● **Work to be completed**:
Every line below must be reproduced exactly. Copy them all.

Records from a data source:

------------------------

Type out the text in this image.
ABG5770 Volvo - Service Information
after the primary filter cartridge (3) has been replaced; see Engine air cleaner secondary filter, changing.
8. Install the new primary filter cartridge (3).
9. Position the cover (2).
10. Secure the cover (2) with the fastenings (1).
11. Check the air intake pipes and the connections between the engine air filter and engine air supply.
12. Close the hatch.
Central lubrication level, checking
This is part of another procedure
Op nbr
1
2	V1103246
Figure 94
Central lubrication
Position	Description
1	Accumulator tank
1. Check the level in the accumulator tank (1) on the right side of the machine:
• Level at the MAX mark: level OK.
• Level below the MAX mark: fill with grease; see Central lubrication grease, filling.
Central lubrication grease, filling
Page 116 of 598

------------------------

● **Written solution**:
Type out the text in this image.
ABG5770 Volvo - Service Information
after the primary filter cartridge (3) has been replaced; see Engine air cleaner secondary filter, changing.
8. Install the new primary filter cartridge (3).
9. Position the cover (2).
10. Secure the cover (2) with the fastenings (1).
11. Check the air intake pipes and the connections between the engine air filter and engine air supply.
12. Close the hatch.
Central lubrication level, checking
This is part of another procedure
Op nbr
1
2	V1103246
Figure 94
Central lubrication
Position	Description
1	Accumulator tank
1. Check the level in the accumulator tank (1) on the right side of the machine:
• Level at the MAX mark: level OK.
• Level below the MAX mark: fill with grease; see Central lubrication grease, filling.
Central lubrication grease, filling
Page 116 of 598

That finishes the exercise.